— DOCUMENT SEGMENT —
▼▼▼
Outer Banks Press The Edge Outer Banks Magazine Shop Our Store Kids Rule! Epicure Newsletter
Current Issue  |  Archives  |  Home


Cliff jumping in BarbadosLIVIN' ON THE EDGE
The New Extreme
By Matt Artz

“The rush is hard to explain, but once you get it, you know. It’s very addictive, like a drug.”

Dimitri Maramenides is trying to describe what it feels like to fly 50 feet in the air, launching off the face of a wave with both feet planted on a thin piece of plastic, pulled skyward by a giant industrial-strength span of fabric, powered by the breath of the gods.

At a loss for words, he shows a photograph of himself suspended several feet above Jockey’s Ridge, hanging from his bright yellow kite, his board strapped to his feet, and his 3-year-old son hanging around his neck like a cape, getting one hell of a piggyback ride from Dad.

In another photo, he’s launching off a Caribbean cliff on his kiteboard, this time soaring hundreds of feet through the air. In still another frame, he is leaping a local fishing pier.

When I first interviewed Maramenides in 2001, for The Coastland Times, he had only started kiteboarding a year earlier, but he was already addicted. He told me then that he had moved to the Outer Banks for the wind, because he was a windsurfer. Five years later, he told me that he soon quit windsurfing forever after he found a new extreme in kiteboarding.

“She didn’t want to live in Greece,” Maramenides recalls. “She wanted to be closer to her parents, who live on Long Island. I said there was no way I was living on Long Island, so the Outer Banks was the compromise.”
Maramenides, 37, was born in Athens, Greece and moved to the United States in 1990 for college. While at school in Connecticut, he met his future wife, Gillian. After finishing school, they married and soon landed on the Outer Banks. They now reside in Kill Devil Hills.

An avid windsurfer for more than 20 years, Maramenides, like many adventurers before him, was especially attracted to the area for its awesome wind. It wasn’t until 2000 that he first tried a new sport combining elements of wake boarding, hang gliding and surfing, which a few of his friends had recently taken up. At that time, no one knew what kiteboarding was.

“Kiteboarding actually started in the snow many years ago,” he says. “At some ski resorts, they would snowboard down the hill and then let the kite pull them back up. And then it moved to the water, with the development of new and better kites designed for kiteboarding. And it’s gone back to the snow again, as kids are kiteboarding on the snow now.”

In our first interview in the spring of 2001, Maramenides predicted that in the near future everyone would be wanting to learn how to kiteboard, and he was right.

Today Maramenides is one of the most well known and renowned professional kiteboarders in the world, but five years ago, he remembers local surfers looking at him, with his oversized kite, like he was crazy. It wasn’t long, however, before they were asking for lessons.

“Everybody’s getting into it,” Maramenides says. “Now they know me and they know I’m not a kook. Now they all want to learn how to kite, because they see me get towed into the waves and get all the rides.”
▲▲▲
— DATA —
▼▼▼
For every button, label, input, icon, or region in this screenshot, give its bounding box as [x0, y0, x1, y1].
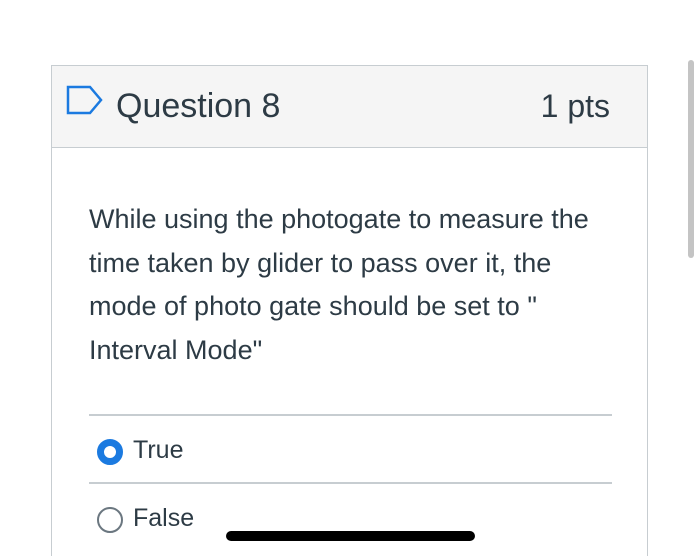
- answer-divider: [89, 414, 612, 416]
- question-title: Question 8: [116, 87, 281, 125]
- radio-button-selected[interactable]: [97, 439, 123, 465]
- scrollbar[interactable]: [688, 60, 694, 258]
- question-header: Question 8 1 pts: [52, 66, 647, 148]
- radio-button-unselected[interactable]: [97, 507, 123, 533]
- question-text: While using the photogate to measure the…: [89, 204, 589, 365]
- answer-label: True: [133, 436, 184, 464]
- home-indicator[interactable]: [226, 531, 475, 541]
- flag-outline-icon[interactable]: [66, 85, 104, 115]
- answer-option-true[interactable]: True: [89, 421, 612, 477]
- question-card: Question 8 1 pts While using the photoga…: [51, 65, 648, 556]
- question-points: 1 pts: [540, 88, 610, 124]
- quiz-page: Question 8 1 pts While using the photoga…: [0, 0, 700, 556]
- answer-divider: [89, 482, 612, 484]
- answer-label: False: [133, 504, 195, 532]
▲▲▲
— PROBLEMS TO WORK ON —
1 – For each statement, say whether it agrees with the kiteboarding article, answering yes or no and quoting the words that decide it: (a) Maramenides was born in Athens, Greece. (b) Maramenides first tried kiteboarding in 1995. (c) Maramenides and his wife now live in Kill Devil Hills.
2 – According to the kiteboarding article, in what year did Maramenides move to the United States?
3 – Extract the passage of the kiteboarding article starting with "Maramenides, 37, was" and going on through "Kill Devil Hills.".
The entries above come from a different source than the kiteboarding article.

— ANSWERS TO THE PROBLEMS —
1 –
(a) Yes: "Maramenides, 37, was born in Athens, Greece"
(b) No: "It wasn’t until 2000 that he first tried a new sport"
(c) Yes: "They now reside in Kill Devil Hills."

2 – He moved to the United States in 1990, for college.

3 –
Maramenides, 37, was born in Athens, Greece and moved to the United States in 1990 for college. While at school in Connecticut, he met his future wife, Gillian. After finishing school, they married and soon landed on the Outer Banks. They now reside in Kill Devil Hills.